Task goal:
Retype the complete listing exactly as it appears.

____________________

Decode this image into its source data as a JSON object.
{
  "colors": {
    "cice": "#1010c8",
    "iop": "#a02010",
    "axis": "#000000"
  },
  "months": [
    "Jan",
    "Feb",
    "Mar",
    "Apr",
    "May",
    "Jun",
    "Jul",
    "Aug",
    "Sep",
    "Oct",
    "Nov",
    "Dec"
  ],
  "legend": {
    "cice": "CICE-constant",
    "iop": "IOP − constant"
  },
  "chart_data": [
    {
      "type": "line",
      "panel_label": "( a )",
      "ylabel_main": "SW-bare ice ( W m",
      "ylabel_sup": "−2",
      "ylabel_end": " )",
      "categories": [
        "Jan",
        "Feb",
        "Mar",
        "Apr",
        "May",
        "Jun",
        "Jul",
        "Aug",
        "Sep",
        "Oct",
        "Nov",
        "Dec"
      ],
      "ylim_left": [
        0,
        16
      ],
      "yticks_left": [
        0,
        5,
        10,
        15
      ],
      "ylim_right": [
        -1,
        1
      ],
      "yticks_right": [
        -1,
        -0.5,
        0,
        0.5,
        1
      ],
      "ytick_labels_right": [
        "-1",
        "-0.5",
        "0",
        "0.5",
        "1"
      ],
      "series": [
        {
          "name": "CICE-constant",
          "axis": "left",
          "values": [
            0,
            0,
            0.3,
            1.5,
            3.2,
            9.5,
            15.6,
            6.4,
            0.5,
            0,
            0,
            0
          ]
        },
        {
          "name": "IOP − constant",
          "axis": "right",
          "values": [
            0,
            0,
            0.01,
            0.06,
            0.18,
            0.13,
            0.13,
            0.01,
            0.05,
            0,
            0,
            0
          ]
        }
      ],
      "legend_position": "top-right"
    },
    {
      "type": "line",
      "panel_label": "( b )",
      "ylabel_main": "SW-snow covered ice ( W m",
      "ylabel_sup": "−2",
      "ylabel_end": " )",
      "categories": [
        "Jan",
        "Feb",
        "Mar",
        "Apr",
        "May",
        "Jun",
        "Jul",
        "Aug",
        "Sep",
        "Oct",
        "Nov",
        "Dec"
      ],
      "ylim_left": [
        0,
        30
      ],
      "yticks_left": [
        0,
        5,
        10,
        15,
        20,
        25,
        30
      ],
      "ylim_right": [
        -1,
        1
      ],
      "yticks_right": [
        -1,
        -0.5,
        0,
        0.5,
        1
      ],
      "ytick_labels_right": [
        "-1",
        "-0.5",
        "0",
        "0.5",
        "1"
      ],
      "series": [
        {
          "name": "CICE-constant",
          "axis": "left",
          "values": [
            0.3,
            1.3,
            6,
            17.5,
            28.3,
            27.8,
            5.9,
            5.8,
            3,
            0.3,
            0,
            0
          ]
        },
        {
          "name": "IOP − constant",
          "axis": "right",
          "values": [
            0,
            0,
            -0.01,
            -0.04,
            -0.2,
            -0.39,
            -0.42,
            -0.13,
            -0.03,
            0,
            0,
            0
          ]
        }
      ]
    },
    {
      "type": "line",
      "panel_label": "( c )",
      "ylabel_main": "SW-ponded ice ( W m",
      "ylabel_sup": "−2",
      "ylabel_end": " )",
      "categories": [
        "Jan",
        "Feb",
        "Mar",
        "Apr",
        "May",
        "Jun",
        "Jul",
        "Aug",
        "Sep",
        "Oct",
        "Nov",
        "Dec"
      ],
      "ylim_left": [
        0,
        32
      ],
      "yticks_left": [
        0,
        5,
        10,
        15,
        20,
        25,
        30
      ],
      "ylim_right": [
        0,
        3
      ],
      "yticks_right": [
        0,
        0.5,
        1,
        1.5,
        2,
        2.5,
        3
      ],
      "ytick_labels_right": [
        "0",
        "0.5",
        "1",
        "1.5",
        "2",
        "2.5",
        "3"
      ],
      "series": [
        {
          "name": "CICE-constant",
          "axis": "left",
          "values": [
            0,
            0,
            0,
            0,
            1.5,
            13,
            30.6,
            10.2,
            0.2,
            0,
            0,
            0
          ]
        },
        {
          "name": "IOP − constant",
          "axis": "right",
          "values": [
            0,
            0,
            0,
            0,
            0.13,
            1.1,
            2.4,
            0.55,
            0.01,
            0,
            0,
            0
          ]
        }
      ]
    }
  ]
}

____________________

Solution to the exercise:
Decode this image into its source data as a JSON object.
{
  "colors": {
    "cice": "#1010c8",
    "iop": "#a02010",
    "axis": "#000000"
  },
  "months": [
    "Jan",
    "Feb",
    "Mar",
    "Apr",
    "May",
    "Jun",
    "Jul",
    "Aug",
    "Sep",
    "Oct",
    "Nov",
    "Dec"
  ],
  "legend": {
    "cice": "CICE-constant",
    "iop": "IOP − constant"
  },
  "chart_data": [
    {
      "type": "line",
      "panel_label": "( a )",
      "ylabel_main": "SW-bare ice ( W m",
      "ylabel_sup": "−2",
      "ylabel_end": " )",
      "categories": [
        "Jan",
        "Feb",
        "Mar",
        "Apr",
        "May",
        "Jun",
        "Jul",
        "Aug",
        "Sep",
        "Oct",
        "Nov",
        "Dec"
      ],
      "ylim_left": [
        0,
        16
      ],
      "yticks_left": [
        0,
        5,
        10,
        15
      ],
      "ylim_right": [
        -1,
        1
      ],
      "yticks_right": [
        -1,
        -0.5,
        0,
        0.5,
        1
      ],
      "ytick_labels_right": [
        "-1",
        "-0.5",
        "0",
        "0.5",
        "1"
      ],
      "series": [
        {
          "name": "CICE-constant",
          "axis": "left",
          "values": [
            0,
            0,
            0.3,
            1.5,
            3.2,
            9.5,
            15.6,
            6.4,
            0.5,
            0,
            0,
            0
          ]
        },
        {
          "name": "IOP − constant",
          "axis": "right",
          "values": [
            0,
            0,
            0.01,
            0.06,
            0.18,
            0.13,
            0.13,
            0.01,
            0.05,
            0,
            0,
            0
          ]
        }
      ],
      "legend_position": "top-right"
    },
    {
      "type": "line",
      "panel_label": "( b )",
      "ylabel_main": "SW-snow covered ice ( W m",
      "ylabel_sup": "−2",
      "ylabel_end": " )",
      "categories": [
        "Jan",
        "Feb",
        "Mar",
        "Apr",
        "May",
        "Jun",
        "Jul",
        "Aug",
        "Sep",
        "Oct",
        "Nov",
        "Dec"
      ],
      "ylim_left": [
        0,
        30
      ],
      "yticks_left": [
        0,
        5,
        10,
        15,
        20,
        25,
        30
      ],
      "ylim_right": [
        -1,
        1
      ],
      "yticks_right": [
        -1,
        -0.5,
        0,
        0.5,
        1
      ],
      "ytick_labels_right": [
        "-1",
        "-0.5",
        "0",
        "0.5",
        "1"
      ],
      "series": [
        {
          "name": "CICE-constant",
          "axis": "left",
          "values": [
            0.3,
            1.3,
            6,
            17.5,
            28.3,
            27.8,
            5.9,
            5.8,
            3,
            0.3,
            0,
            0
          ]
        },
        {
          "name": "IOP − constant",
          "axis": "right",
          "values": [
            0,
            0,
            -0.01,
            -0.04,
            -0.2,
            -0.39,
            -0.42,
            -0.13,
            -0.03,
            0,
            0,
            0
          ]
        }
      ]
    },
    {
      "type": "line",
      "panel_label": "( c )",
      "ylabel_main": "SW-ponded ice ( W m",
      "ylabel_sup": "−2",
      "ylabel_end": " )",
      "categories": [
        "Jan",
        "Feb",
        "Mar",
        "Apr",
        "May",
        "Jun",
        "Jul",
        "Aug",
        "Sep",
        "Oct",
        "Nov",
        "Dec"
      ],
      "ylim_left": [
        0,
        32
      ],
      "yticks_left": [
        0,
        5,
        10,
        15,
        20,
        25,
        30
      ],
      "ylim_right": [
        0,
        3
      ],
      "yticks_right": [
        0,
        0.5,
        1,
        1.5,
        2,
        2.5,
        3
      ],
      "ytick_labels_right": [
        "0",
        "0.5",
        "1",
        "1.5",
        "2",
        "2.5",
        "3"
      ],
      "series": [
        {
          "name": "CICE-constant",
          "axis": "left",
          "values": [
            0,
            0,
            0,
            0,
            1.5,
            13,
            30.6,
            10.2,
            0.2,
            0,
            0,
            0
          ]
        },
        {
          "name": "IOP − constant",
          "axis": "right",
          "values": [
            0,
            0,
            0,
            0,
            0.13,
            1.1,
            2.4,
            0.55,
            0.01,
            0,
            0,
            0
          ]
        }
      ]
    }
  ]
}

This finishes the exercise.